**TO BE DONE**
Reproduce verbatim the stretch of items from the very beginning through the line containing "- FancyBboxPatch shape: [480, 300, 536, 328]", inclusive, and nothing beyond it.

**RECORD SET**
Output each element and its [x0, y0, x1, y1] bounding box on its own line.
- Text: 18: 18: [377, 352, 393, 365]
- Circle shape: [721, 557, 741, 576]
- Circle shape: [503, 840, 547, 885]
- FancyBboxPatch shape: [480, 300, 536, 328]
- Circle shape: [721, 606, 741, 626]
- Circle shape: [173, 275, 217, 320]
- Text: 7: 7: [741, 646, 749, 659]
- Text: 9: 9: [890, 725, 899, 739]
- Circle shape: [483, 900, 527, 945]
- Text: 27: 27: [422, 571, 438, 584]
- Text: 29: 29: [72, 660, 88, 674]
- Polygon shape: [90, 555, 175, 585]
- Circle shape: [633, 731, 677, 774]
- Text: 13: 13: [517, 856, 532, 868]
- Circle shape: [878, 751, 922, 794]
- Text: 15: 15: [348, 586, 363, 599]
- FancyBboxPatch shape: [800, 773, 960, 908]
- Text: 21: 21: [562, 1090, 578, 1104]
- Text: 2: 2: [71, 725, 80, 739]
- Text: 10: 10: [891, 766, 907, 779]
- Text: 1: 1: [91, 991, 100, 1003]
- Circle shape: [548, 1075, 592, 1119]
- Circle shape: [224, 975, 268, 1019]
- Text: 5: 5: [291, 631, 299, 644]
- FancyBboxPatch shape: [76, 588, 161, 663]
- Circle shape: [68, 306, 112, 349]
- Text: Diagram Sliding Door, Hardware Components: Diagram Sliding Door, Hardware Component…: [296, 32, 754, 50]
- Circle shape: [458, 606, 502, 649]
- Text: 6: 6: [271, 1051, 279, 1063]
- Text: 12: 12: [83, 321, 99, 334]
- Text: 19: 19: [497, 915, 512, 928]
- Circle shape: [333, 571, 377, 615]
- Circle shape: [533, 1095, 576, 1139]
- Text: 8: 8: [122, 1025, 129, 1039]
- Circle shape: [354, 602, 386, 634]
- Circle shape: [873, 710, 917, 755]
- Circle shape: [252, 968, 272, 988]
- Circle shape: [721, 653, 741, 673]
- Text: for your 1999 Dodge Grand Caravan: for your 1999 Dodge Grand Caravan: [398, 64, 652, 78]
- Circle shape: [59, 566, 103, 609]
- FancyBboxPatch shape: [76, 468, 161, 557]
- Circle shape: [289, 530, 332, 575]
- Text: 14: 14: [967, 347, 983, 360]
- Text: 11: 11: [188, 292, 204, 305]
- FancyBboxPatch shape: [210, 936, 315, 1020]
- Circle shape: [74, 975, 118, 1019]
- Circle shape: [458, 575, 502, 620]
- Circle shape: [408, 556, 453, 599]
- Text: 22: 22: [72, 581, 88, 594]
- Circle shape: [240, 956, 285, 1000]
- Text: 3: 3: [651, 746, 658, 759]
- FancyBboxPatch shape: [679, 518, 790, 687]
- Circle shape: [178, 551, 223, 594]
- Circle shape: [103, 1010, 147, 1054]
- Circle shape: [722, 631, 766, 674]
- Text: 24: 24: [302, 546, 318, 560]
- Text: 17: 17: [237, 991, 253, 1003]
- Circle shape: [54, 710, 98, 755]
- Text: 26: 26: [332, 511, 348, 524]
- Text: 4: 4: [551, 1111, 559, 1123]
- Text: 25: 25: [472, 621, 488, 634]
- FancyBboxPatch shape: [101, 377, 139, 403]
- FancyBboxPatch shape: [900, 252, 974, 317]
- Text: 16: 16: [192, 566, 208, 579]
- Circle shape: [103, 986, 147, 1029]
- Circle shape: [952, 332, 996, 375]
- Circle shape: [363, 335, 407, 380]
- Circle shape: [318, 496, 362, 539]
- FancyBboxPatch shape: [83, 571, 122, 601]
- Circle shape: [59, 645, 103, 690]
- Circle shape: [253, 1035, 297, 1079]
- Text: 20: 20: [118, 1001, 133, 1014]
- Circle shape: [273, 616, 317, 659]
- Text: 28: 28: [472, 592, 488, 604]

**RESULT FOR THIS EXERCISE**
Output each element and its [x0, y0, x1, y1] bounding box on its own line.
- Text: 18: 18: [377, 352, 393, 365]
- Circle shape: [721, 557, 741, 576]
- Circle shape: [503, 840, 547, 885]
- FancyBboxPatch shape: [480, 300, 536, 328]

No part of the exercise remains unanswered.